** BEGIN Task input **

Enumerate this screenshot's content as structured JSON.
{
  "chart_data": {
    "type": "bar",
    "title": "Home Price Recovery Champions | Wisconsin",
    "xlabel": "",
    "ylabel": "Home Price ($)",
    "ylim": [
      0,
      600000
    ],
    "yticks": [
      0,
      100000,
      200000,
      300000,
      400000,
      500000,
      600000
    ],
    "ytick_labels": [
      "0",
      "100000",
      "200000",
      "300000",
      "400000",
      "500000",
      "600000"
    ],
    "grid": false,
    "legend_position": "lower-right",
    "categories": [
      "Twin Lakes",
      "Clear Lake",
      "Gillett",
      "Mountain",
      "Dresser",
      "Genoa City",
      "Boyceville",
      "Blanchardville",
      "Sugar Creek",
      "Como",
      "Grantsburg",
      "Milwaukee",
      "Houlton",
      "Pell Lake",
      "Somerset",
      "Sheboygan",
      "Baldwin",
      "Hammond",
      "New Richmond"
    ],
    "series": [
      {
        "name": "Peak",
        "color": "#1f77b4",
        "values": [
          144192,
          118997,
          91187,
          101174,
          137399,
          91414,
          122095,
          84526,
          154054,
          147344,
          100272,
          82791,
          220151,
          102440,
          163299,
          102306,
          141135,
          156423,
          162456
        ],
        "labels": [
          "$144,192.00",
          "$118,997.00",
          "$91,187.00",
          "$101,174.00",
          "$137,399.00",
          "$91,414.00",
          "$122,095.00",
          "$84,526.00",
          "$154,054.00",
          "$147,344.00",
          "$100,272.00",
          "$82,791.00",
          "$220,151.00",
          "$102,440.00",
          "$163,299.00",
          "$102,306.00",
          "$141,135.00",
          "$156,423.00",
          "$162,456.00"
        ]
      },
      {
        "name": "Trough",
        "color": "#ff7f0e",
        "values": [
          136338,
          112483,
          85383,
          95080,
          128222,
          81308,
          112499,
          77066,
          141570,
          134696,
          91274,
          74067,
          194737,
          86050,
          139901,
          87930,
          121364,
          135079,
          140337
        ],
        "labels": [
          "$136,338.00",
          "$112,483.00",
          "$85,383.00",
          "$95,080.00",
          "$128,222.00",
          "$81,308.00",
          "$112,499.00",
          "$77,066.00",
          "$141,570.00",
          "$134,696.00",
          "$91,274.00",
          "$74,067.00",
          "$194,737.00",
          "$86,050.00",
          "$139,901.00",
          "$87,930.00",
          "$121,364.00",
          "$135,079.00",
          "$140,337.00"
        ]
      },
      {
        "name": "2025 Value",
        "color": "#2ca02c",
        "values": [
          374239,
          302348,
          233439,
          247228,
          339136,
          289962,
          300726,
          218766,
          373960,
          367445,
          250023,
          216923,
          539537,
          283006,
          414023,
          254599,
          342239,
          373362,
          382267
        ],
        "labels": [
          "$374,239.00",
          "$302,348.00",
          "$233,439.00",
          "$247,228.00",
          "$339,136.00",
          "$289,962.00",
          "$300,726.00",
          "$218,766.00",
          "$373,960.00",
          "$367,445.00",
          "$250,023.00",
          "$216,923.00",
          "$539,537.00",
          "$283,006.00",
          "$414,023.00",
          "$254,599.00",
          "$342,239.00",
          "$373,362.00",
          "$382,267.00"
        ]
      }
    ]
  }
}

** END Task input **

The listing above must be transcribed exactly, line by line.

Enumerate this screenshot's content as structured JSON.
{
  "chart_data": {
    "type": "bar",
    "title": "Home Price Recovery Champions | Wisconsin",
    "xlabel": "",
    "ylabel": "Home Price ($)",
    "ylim": [
      0,
      600000
    ],
    "yticks": [
      0,
      100000,
      200000,
      300000,
      400000,
      500000,
      600000
    ],
    "ytick_labels": [
      "0",
      "100000",
      "200000",
      "300000",
      "400000",
      "500000",
      "600000"
    ],
    "grid": false,
    "legend_position": "lower-right",
    "categories": [
      "Twin Lakes",
      "Clear Lake",
      "Gillett",
      "Mountain",
      "Dresser",
      "Genoa City",
      "Boyceville",
      "Blanchardville",
      "Sugar Creek",
      "Como",
      "Grantsburg",
      "Milwaukee",
      "Houlton",
      "Pell Lake",
      "Somerset",
      "Sheboygan",
      "Baldwin",
      "Hammond",
      "New Richmond"
    ],
    "series": [
      {
        "name": "Peak",
        "color": "#1f77b4",
        "values": [
          144192,
          118997,
          91187,
          101174,
          137399,
          91414,
          122095,
          84526,
          154054,
          147344,
          100272,
          82791,
          220151,
          102440,
          163299,
          102306,
          141135,
          156423,
          162456
        ],
        "labels": [
          "$144,192.00",
          "$118,997.00",
          "$91,187.00",
          "$101,174.00",
          "$137,399.00",
          "$91,414.00",
          "$122,095.00",
          "$84,526.00",
          "$154,054.00",
          "$147,344.00",
          "$100,272.00",
          "$82,791.00",
          "$220,151.00",
          "$102,440.00",
          "$163,299.00",
          "$102,306.00",
          "$141,135.00",
          "$156,423.00",
          "$162,456.00"
        ]
      },
      {
        "name": "Trough",
        "color": "#ff7f0e",
        "values": [
          136338,
          112483,
          85383,
          95080,
          128222,
          81308,
          112499,
          77066,
          141570,
          134696,
          91274,
          74067,
          194737,
          86050,
          139901,
          87930,
          121364,
          135079,
          140337
        ],
        "labels": [
          "$136,338.00",
          "$112,483.00",
          "$85,383.00",
          "$95,080.00",
          "$128,222.00",
          "$81,308.00",
          "$112,499.00",
          "$77,066.00",
          "$141,570.00",
          "$134,696.00",
          "$91,274.00",
          "$74,067.00",
          "$194,737.00",
          "$86,050.00",
          "$139,901.00",
          "$87,930.00",
          "$121,364.00",
          "$135,079.00",
          "$140,337.00"
        ]
      },
      {
        "name": "2025 Value",
        "color": "#2ca02c",
        "values": [
          374239,
          302348,
          233439,
          247228,
          339136,
          289962,
          300726,
          218766,
          373960,
          367445,
          250023,
          216923,
          539537,
          283006,
          414023,
          254599,
          342239,
          373362,
          382267
        ],
        "labels": [
          "$374,239.00",
          "$302,348.00",
          "$233,439.00",
          "$247,228.00",
          "$339,136.00",
          "$289,962.00",
          "$300,726.00",
          "$218,766.00",
          "$373,960.00",
          "$367,445.00",
          "$250,023.00",
          "$216,923.00",
          "$539,537.00",
          "$283,006.00",
          "$414,023.00",
          "$254,599.00",
          "$342,239.00",
          "$373,362.00",
          "$382,267.00"
        ]
      }
    ]
  }
}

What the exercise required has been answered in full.